Listed entries:
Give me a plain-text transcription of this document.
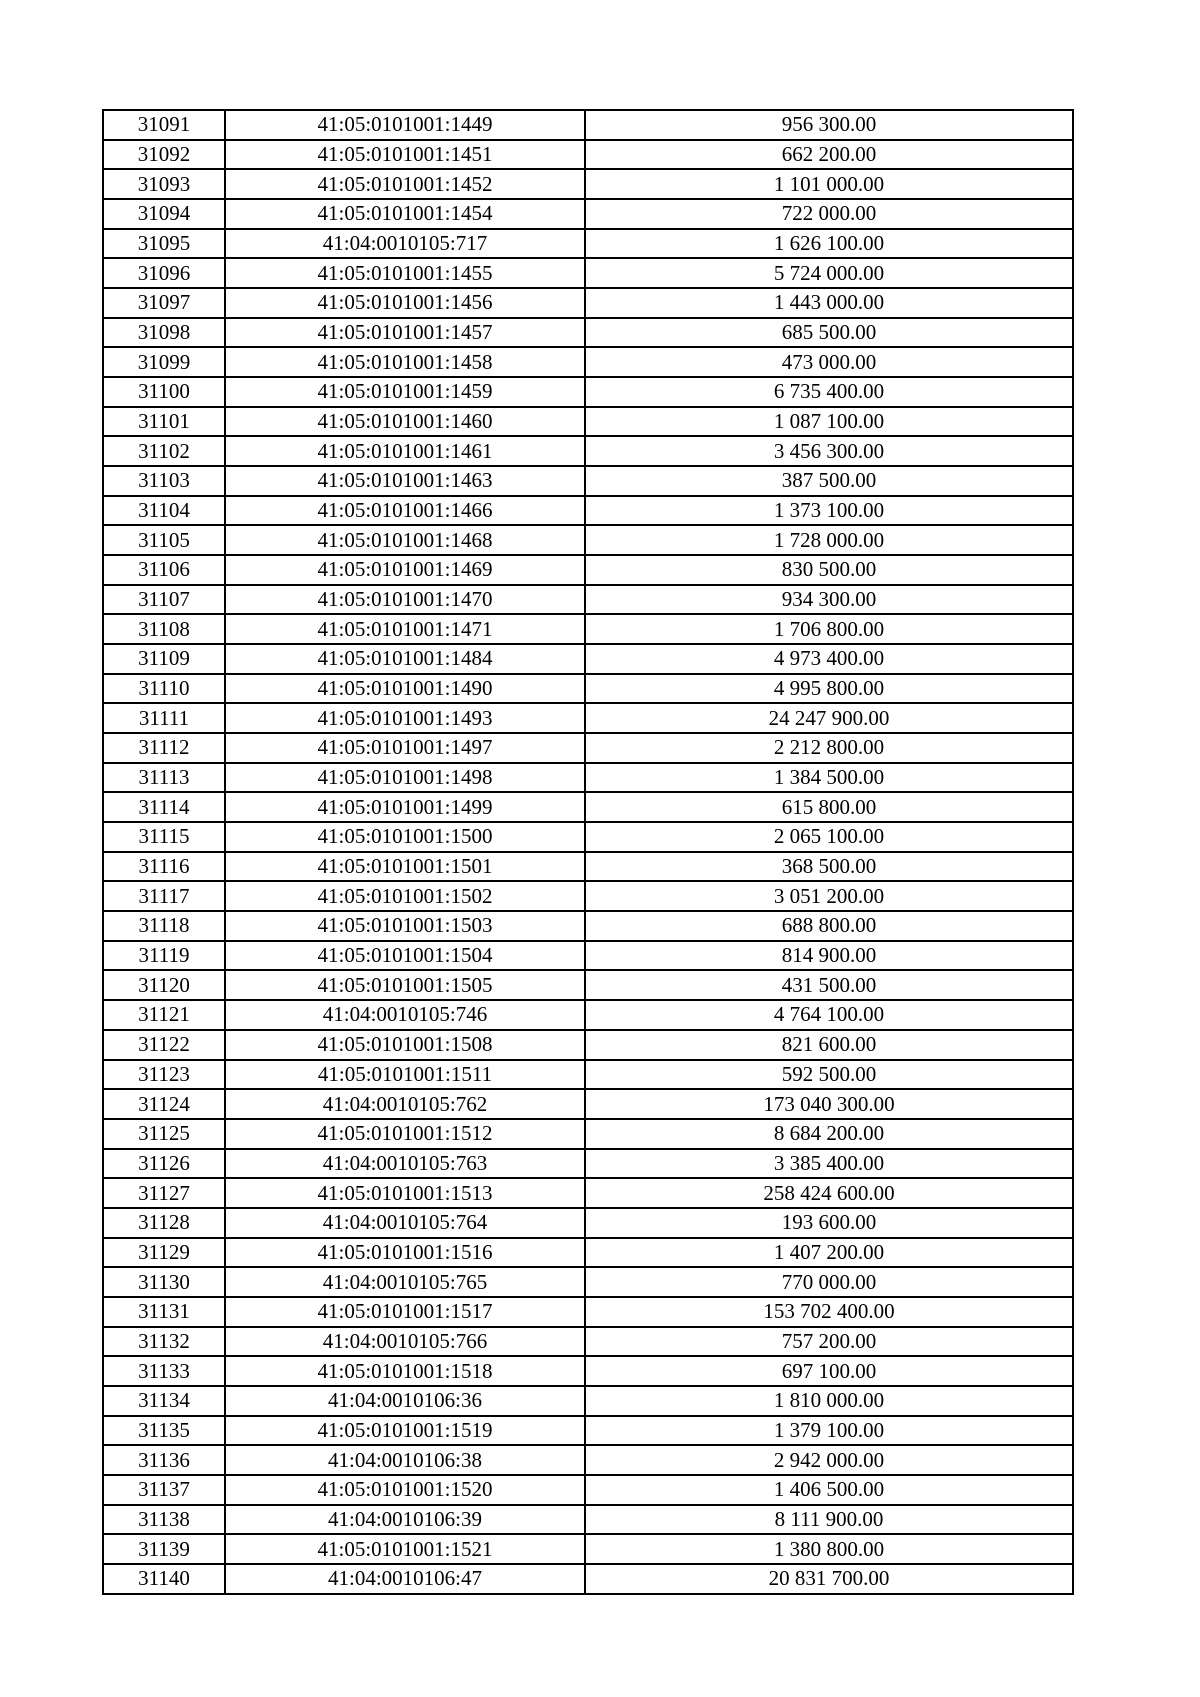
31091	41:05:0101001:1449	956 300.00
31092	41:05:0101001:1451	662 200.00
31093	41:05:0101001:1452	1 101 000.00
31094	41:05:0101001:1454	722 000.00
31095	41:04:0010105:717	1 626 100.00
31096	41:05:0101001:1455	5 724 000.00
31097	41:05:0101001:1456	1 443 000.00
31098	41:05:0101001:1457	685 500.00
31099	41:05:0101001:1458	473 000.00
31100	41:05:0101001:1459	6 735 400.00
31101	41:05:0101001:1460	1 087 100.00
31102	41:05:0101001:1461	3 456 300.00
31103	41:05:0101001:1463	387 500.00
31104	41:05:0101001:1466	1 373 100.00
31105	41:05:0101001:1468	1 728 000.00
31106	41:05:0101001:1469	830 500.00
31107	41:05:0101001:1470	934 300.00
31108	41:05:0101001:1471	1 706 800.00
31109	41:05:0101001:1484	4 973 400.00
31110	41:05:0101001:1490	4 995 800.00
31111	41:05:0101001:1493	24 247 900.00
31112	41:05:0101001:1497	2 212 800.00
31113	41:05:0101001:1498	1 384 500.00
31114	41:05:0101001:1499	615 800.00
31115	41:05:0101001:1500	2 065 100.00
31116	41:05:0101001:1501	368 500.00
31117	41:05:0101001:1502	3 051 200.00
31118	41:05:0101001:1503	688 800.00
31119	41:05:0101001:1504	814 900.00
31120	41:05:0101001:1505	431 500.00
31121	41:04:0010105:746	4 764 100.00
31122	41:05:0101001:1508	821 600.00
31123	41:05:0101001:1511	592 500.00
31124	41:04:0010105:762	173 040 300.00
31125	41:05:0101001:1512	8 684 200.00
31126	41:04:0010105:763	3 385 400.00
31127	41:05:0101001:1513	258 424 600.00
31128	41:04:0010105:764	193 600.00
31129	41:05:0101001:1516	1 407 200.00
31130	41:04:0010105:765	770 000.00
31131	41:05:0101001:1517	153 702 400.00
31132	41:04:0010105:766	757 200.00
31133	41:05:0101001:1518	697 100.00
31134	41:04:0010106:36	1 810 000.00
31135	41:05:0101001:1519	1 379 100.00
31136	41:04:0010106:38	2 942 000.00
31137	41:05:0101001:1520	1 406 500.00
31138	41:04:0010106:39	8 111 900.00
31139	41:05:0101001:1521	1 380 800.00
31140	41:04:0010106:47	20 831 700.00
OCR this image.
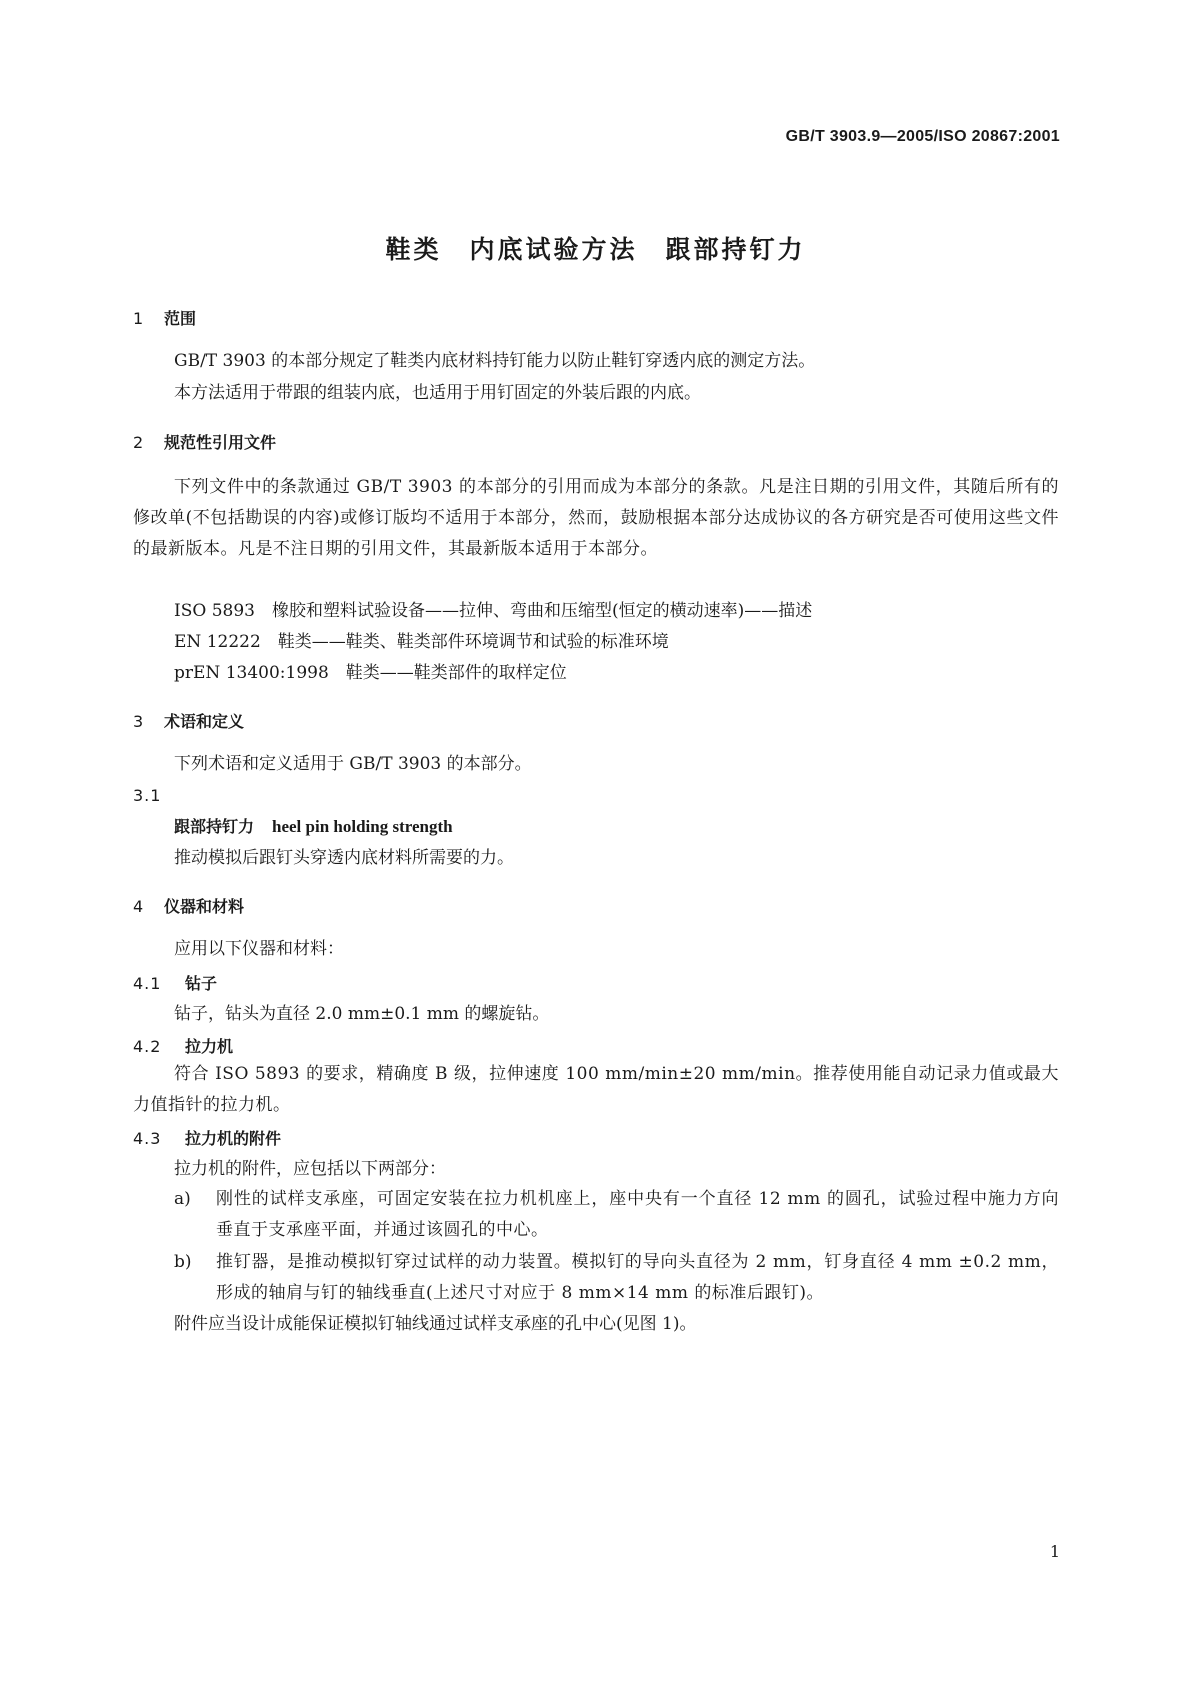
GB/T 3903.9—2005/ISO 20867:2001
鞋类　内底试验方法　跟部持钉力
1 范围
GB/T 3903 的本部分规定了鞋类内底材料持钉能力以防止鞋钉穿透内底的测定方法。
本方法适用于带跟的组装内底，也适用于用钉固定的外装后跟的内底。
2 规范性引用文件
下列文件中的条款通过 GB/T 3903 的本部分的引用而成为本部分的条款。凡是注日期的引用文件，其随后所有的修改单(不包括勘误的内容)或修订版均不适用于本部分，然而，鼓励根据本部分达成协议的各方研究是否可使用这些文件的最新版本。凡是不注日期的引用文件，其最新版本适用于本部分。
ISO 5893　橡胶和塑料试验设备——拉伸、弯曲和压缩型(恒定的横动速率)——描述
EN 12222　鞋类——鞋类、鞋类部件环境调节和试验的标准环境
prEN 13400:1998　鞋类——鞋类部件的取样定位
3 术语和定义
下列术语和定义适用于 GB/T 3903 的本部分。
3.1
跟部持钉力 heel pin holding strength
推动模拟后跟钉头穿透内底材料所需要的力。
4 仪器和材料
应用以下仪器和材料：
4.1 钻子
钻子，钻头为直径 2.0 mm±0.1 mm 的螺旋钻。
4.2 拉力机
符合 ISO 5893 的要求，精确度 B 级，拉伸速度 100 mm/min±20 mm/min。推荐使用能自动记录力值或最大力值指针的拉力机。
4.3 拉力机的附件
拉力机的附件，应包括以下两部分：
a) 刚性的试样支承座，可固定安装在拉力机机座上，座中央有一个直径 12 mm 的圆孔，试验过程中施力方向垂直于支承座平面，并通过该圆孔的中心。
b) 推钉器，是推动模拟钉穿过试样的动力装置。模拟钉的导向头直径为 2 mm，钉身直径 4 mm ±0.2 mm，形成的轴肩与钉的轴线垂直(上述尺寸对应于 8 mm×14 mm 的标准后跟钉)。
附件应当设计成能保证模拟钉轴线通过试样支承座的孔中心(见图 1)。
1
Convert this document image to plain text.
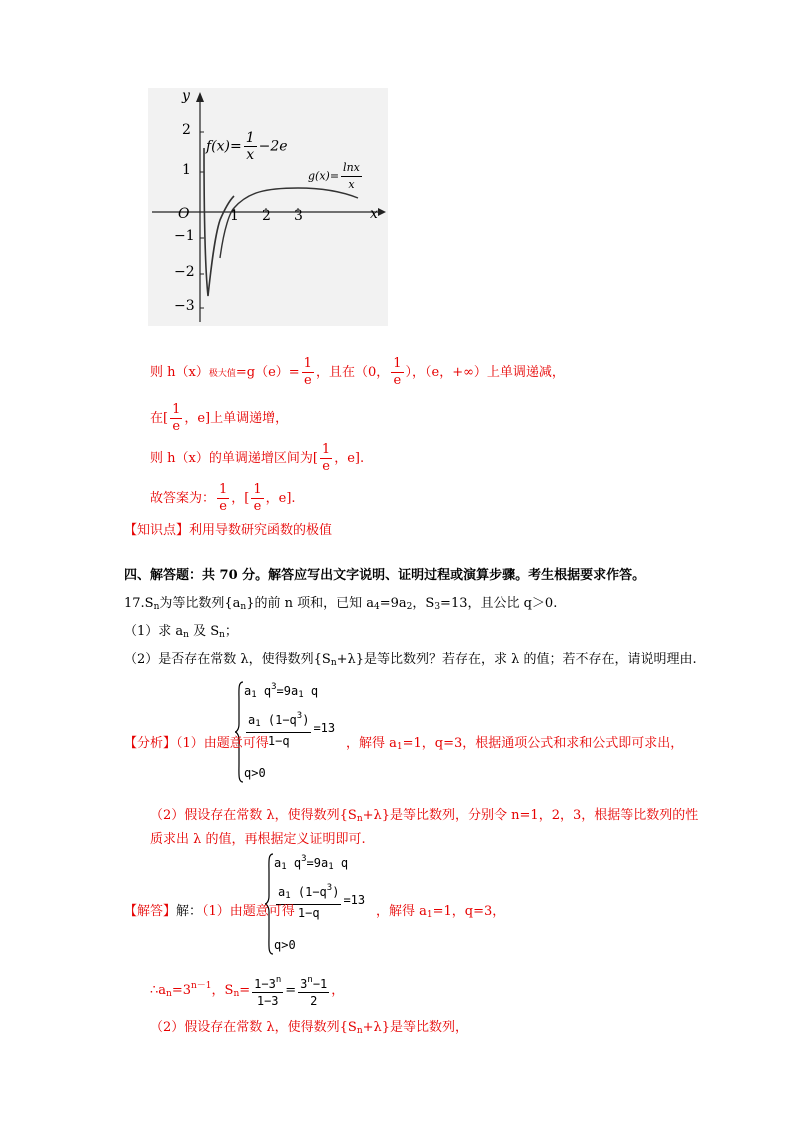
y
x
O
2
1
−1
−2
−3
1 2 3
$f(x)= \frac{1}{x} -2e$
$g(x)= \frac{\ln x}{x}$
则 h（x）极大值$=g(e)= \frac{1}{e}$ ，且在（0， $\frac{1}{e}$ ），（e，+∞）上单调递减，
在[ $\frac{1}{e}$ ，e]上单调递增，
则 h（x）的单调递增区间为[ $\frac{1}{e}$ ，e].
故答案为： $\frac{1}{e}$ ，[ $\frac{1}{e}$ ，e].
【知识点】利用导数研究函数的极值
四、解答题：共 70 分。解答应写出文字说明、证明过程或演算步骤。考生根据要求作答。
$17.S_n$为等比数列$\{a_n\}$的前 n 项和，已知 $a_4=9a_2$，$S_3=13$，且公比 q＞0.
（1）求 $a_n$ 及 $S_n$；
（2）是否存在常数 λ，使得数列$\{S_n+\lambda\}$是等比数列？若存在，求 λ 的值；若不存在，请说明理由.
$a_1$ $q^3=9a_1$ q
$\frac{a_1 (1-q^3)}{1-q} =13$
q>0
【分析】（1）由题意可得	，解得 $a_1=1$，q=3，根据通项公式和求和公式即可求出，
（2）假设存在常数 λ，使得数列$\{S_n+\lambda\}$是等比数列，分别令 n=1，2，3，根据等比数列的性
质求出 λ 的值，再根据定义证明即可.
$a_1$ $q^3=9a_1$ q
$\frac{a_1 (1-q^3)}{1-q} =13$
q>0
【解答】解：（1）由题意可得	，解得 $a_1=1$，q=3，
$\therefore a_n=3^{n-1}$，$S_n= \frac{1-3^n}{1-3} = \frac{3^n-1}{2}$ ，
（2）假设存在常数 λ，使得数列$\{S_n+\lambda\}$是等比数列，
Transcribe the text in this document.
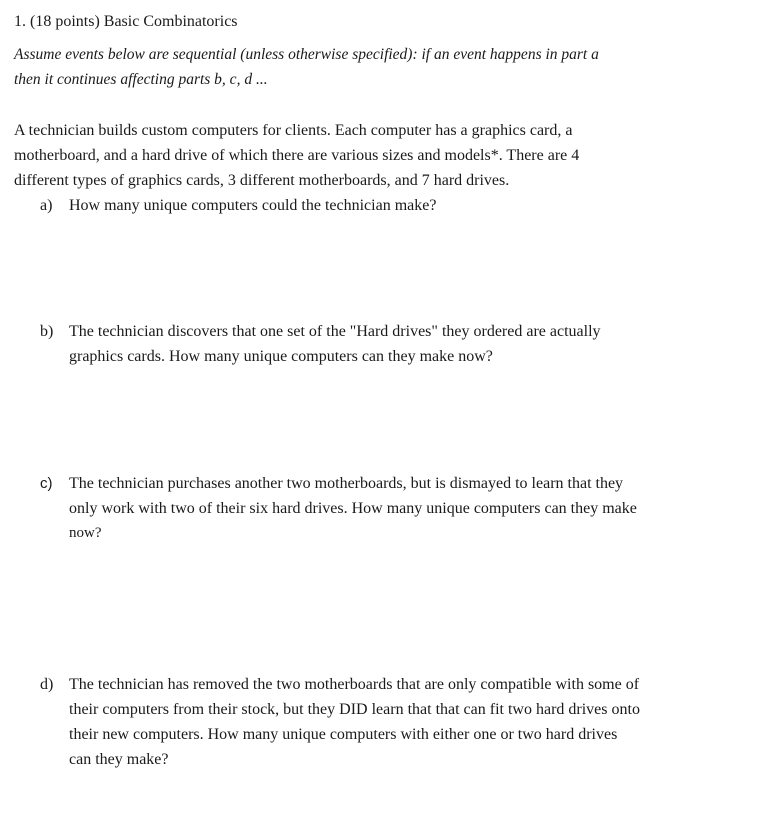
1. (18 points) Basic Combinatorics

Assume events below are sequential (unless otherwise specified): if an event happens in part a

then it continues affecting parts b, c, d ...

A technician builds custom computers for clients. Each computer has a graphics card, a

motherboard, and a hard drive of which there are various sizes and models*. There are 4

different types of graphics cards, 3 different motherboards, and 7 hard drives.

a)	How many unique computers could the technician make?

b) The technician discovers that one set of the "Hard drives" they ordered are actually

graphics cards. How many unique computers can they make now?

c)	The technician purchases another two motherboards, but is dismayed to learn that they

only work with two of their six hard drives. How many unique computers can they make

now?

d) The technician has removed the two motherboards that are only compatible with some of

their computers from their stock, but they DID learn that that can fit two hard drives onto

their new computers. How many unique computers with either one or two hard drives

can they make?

Task objective:
Go through the records and pull out each line that includes the word "technician".

Correct output:
A technician builds custom computers for clients. Each computer has a graphics card, a
a)	How many unique computers could the technician make?
b) The technician discovers that one set of the "Hard drives" they ordered are actually
c)	The technician purchases another two motherboards, but is dismayed to learn that they
d) The technician has removed the two motherboards that are only compatible with some of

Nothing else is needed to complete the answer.